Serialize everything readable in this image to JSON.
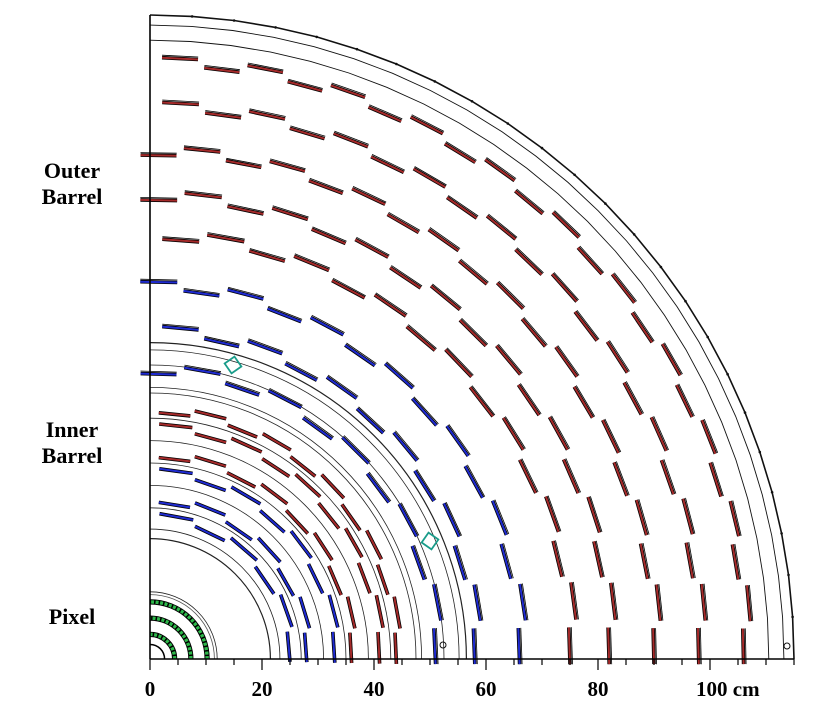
{
  "labels": {
    "outer_line1": "Outer",
    "outer_line2": "Barrel",
    "inner_line1": "Inner",
    "inner_line2": "Barrel",
    "pixel": "Pixel"
  },
  "axis": {
    "ticks": [
      0,
      20,
      40,
      60,
      80,
      100
    ],
    "unit": "cm",
    "max": 115
  },
  "colors": {
    "stereo": "#a52a2a",
    "rphi": "#1f2bd1",
    "pixel_fill": "#2db84a",
    "marker": "#1a9c8a",
    "frame": "#000000"
  },
  "layers": [
    {
      "r": 25,
      "n": 24,
      "color": "rphi",
      "type": "tib"
    },
    {
      "r": 28,
      "n": 28,
      "color": "rphi",
      "type": "tib"
    },
    {
      "r": 33,
      "n": 32,
      "color": "rphi",
      "type": "tib"
    },
    {
      "r": 36,
      "n": 36,
      "color": "stereo",
      "type": "tib"
    },
    {
      "r": 41,
      "n": 40,
      "color": "stereo",
      "type": "tib"
    },
    {
      "r": 44,
      "n": 44,
      "color": "stereo",
      "type": "tib"
    },
    {
      "r": 51,
      "n": 42,
      "color": "rphi",
      "type": "tob"
    },
    {
      "r": 58,
      "n": 48,
      "color": "rphi",
      "type": "tob"
    },
    {
      "r": 66,
      "n": 54,
      "color": "rphi",
      "type": "tob"
    },
    {
      "r": 75,
      "n": 60,
      "color": "stereo",
      "type": "tob"
    },
    {
      "r": 82,
      "n": 66,
      "color": "stereo",
      "type": "tob"
    },
    {
      "r": 90,
      "n": 74,
      "color": "stereo",
      "type": "tob"
    },
    {
      "r": 98,
      "n": 80,
      "color": "stereo",
      "type": "tob"
    },
    {
      "r": 106,
      "n": 88,
      "color": "stereo",
      "type": "tob"
    }
  ],
  "pixel_layers": [
    4.4,
    7.3,
    10.2
  ]
}
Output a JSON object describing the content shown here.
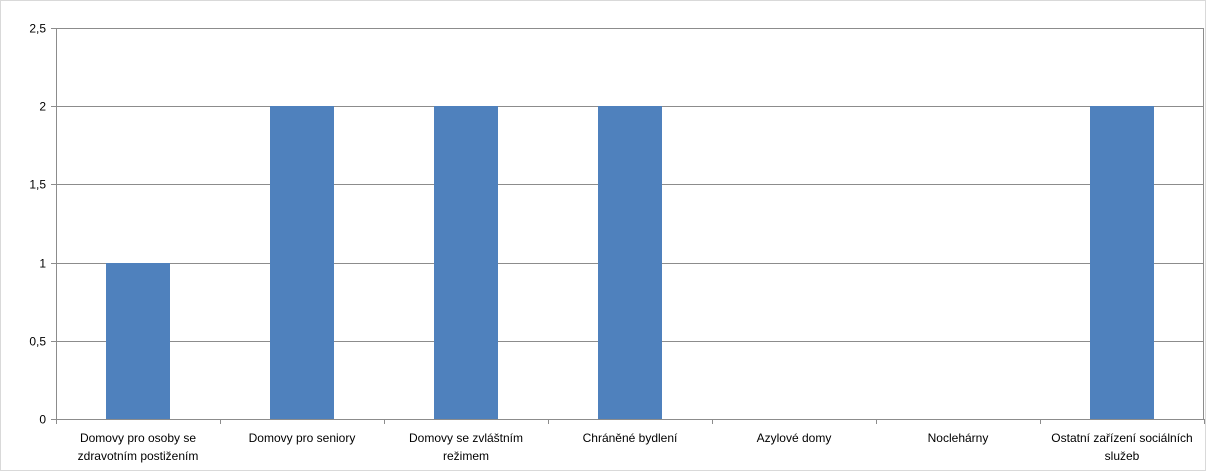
{
  "chart_data": {
    "type": "bar",
    "categories": [
      [
        "Domovy pro osoby se",
        "zdravotním postižením"
      ],
      [
        "Domovy pro seniory"
      ],
      [
        "Domovy se zvláštním",
        "režimem"
      ],
      [
        "Chráněné bydlení"
      ],
      [
        "Azylové domy"
      ],
      [
        "Noclehárny"
      ],
      [
        "Ostatní zařízení sociálních",
        "služeb"
      ]
    ],
    "values": [
      1,
      2,
      2,
      2,
      0,
      0,
      2
    ],
    "y_ticks": [
      "0",
      "0,5",
      "1",
      "1,5",
      "2",
      "2,5"
    ],
    "ylim": [
      0,
      2.5
    ],
    "grid": true,
    "bar_color": "#4f81bd",
    "title": "",
    "xlabel": "",
    "ylabel": ""
  }
}
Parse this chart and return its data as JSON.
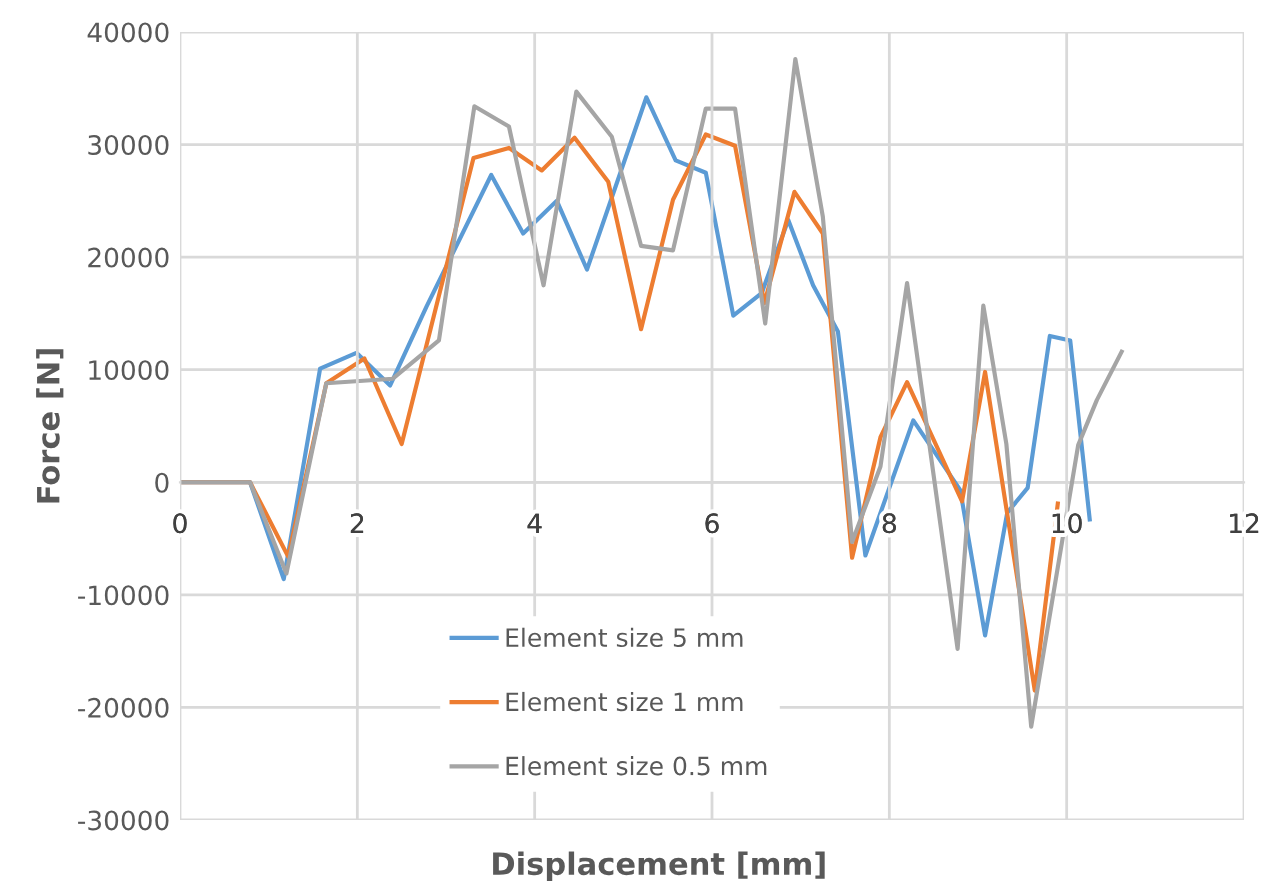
{
  "chart_data": {
    "type": "line",
    "xlabel": "Displacement [mm]",
    "ylabel": "Force [N]",
    "xlim": [
      0,
      12
    ],
    "ylim": [
      -30000,
      40000
    ],
    "xticks": [
      0,
      2,
      4,
      6,
      8,
      10,
      12
    ],
    "yticks": [
      -30000,
      -20000,
      -10000,
      0,
      10000,
      20000,
      30000,
      40000
    ],
    "grid": true,
    "legend": "bottom",
    "marker": "none",
    "line_style": "solid",
    "series": [
      {
        "name": "Element size 5 mm",
        "color": "#5b9bd5",
        "x": [
          0,
          0.79,
          1.17,
          1.58,
          1.99,
          2.37,
          2.78,
          3.51,
          3.87,
          4.25,
          4.59,
          5.26,
          5.59,
          5.93,
          6.24,
          6.56,
          6.86,
          7.14,
          7.42,
          7.73,
          8.27,
          8.8,
          9.08,
          9.33,
          9.56,
          9.81,
          10.04,
          10.26
        ],
        "values": [
          0,
          0,
          -8600,
          10100,
          11500,
          8600,
          15600,
          27300,
          22100,
          25000,
          18900,
          34200,
          28600,
          27500,
          14800,
          16800,
          23300,
          17500,
          13400,
          -6500,
          5500,
          -700,
          -13600,
          -2700,
          -500,
          13000,
          12600,
          -3300
        ]
      },
      {
        "name": "Element size 1 mm",
        "color": "#ed7d31",
        "x": [
          0,
          0.79,
          1.22,
          1.65,
          2.08,
          2.5,
          3.31,
          3.71,
          4.08,
          4.45,
          4.83,
          5.2,
          5.56,
          5.93,
          6.26,
          6.59,
          6.93,
          7.25,
          7.58,
          7.9,
          8.2,
          8.82,
          9.08,
          9.64,
          9.9
        ],
        "values": [
          0,
          0,
          -6600,
          8800,
          11000,
          3400,
          28800,
          29700,
          27700,
          30600,
          26700,
          13600,
          25100,
          30900,
          29900,
          15900,
          25800,
          22100,
          -6700,
          4000,
          8900,
          -1700,
          9800,
          -18500,
          -1900
        ]
      },
      {
        "name": "Element size 0.5 mm",
        "color": "#a5a5a5",
        "x": [
          0,
          0.79,
          1.2,
          1.65,
          2.4,
          2.92,
          3.32,
          3.71,
          4.1,
          4.47,
          4.87,
          5.2,
          5.56,
          5.93,
          6.26,
          6.6,
          6.94,
          7.25,
          7.58,
          7.9,
          8.2,
          8.77,
          9.06,
          9.32,
          9.6,
          10.13,
          10.34,
          10.62
        ],
        "values": [
          0,
          0,
          -8100,
          8800,
          9200,
          12600,
          33400,
          31600,
          17500,
          34700,
          30700,
          21000,
          20600,
          33200,
          33200,
          14100,
          37600,
          23600,
          -5300,
          1400,
          17700,
          -14800,
          15700,
          3400,
          -21700,
          3300,
          7300,
          11600
        ]
      }
    ]
  }
}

WRITTEN REQUEST: Copy out every line in the listing where the word "size" appears.

COMPLETED TASK:
        "name": "Element size 5 mm",
        "name": "Element size 1 mm",
        "name": "Element size 0.5 mm",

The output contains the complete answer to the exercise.